● DATA ROWS
┏━━
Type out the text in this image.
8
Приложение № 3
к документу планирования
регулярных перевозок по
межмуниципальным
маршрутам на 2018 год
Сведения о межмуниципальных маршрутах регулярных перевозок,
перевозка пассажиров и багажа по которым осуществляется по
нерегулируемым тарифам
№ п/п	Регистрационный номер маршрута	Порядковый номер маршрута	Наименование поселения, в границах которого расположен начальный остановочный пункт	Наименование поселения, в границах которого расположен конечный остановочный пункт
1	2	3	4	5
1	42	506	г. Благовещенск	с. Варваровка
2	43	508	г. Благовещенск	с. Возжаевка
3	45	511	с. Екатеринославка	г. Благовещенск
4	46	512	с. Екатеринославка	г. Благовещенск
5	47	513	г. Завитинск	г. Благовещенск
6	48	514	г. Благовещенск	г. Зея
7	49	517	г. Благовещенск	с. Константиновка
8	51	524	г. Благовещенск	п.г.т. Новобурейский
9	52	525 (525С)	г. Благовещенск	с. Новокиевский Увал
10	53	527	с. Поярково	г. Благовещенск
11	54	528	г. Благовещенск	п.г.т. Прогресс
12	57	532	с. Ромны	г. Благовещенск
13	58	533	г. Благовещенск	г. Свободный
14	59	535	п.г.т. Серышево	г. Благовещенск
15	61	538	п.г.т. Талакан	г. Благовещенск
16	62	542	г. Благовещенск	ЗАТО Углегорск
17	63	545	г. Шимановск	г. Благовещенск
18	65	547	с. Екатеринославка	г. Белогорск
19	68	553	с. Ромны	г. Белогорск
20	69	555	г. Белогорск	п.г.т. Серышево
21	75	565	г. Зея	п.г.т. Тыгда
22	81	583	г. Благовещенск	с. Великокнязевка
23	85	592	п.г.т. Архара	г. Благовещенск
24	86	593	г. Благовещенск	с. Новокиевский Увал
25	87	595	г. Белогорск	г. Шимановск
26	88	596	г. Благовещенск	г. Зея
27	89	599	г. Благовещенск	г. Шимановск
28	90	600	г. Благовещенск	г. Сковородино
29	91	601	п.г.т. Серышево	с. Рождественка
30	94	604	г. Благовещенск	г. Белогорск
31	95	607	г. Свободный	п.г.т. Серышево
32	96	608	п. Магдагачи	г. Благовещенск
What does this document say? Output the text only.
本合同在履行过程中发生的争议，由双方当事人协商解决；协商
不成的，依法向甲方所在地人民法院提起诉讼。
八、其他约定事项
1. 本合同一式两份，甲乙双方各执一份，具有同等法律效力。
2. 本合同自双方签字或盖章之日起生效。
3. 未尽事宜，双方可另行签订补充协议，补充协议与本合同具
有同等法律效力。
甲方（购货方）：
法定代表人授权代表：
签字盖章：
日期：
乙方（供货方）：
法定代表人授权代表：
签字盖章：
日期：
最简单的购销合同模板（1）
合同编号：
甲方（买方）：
┗━━
● TASK OBJECTIVE
Make a list of all lines in the data that contain "Свободный".

● RESPONSE TO THIS EXERCISE
13	58	533	г. Благовещенск	г. Свободный
31	95	607	г. Свободный	п.г.т. Серышево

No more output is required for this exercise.